> _Exercise objective_
Do not include the pictures; repeat the rest of the data exactly.

(Data entries for graphics)
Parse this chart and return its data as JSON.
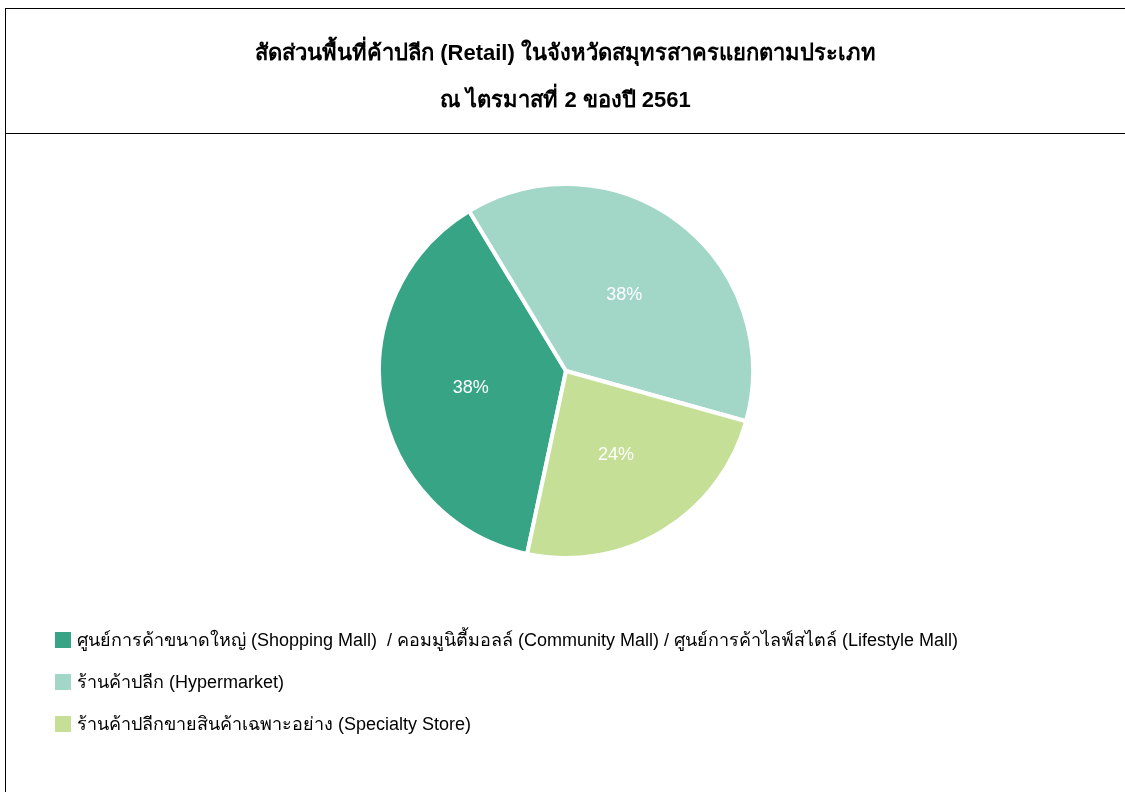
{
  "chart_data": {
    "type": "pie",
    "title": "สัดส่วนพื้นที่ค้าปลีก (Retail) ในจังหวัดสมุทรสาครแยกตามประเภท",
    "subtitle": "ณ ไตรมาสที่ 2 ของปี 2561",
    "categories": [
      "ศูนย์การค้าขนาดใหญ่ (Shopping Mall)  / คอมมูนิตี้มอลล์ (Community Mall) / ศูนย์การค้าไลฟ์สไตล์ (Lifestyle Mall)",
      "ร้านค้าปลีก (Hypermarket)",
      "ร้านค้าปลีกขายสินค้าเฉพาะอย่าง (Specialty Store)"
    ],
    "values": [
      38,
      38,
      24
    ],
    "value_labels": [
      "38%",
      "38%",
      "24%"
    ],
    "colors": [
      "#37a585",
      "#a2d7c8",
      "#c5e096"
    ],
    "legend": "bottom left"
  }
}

> _Answer for this exercise_
Parse this chart and return its data as JSON.
{
  "chart_data": {
    "type": "pie",
    "title": "สัดส่วนพื้นที่ค้าปลีก (Retail) ในจังหวัดสมุทรสาครแยกตามประเภท",
    "subtitle": "ณ ไตรมาสที่ 2 ของปี 2561",
    "categories": [
      "ศูนย์การค้าขนาดใหญ่ (Shopping Mall)  / คอมมูนิตี้มอลล์ (Community Mall) / ศูนย์การค้าไลฟ์สไตล์ (Lifestyle Mall)",
      "ร้านค้าปลีก (Hypermarket)",
      "ร้านค้าปลีกขายสินค้าเฉพาะอย่าง (Specialty Store)"
    ],
    "values": [
      38,
      38,
      24
    ],
    "value_labels": [
      "38%",
      "38%",
      "24%"
    ],
    "colors": [
      "#37a585",
      "#a2d7c8",
      "#c5e096"
    ],
    "legend": "bottom left"
  }
}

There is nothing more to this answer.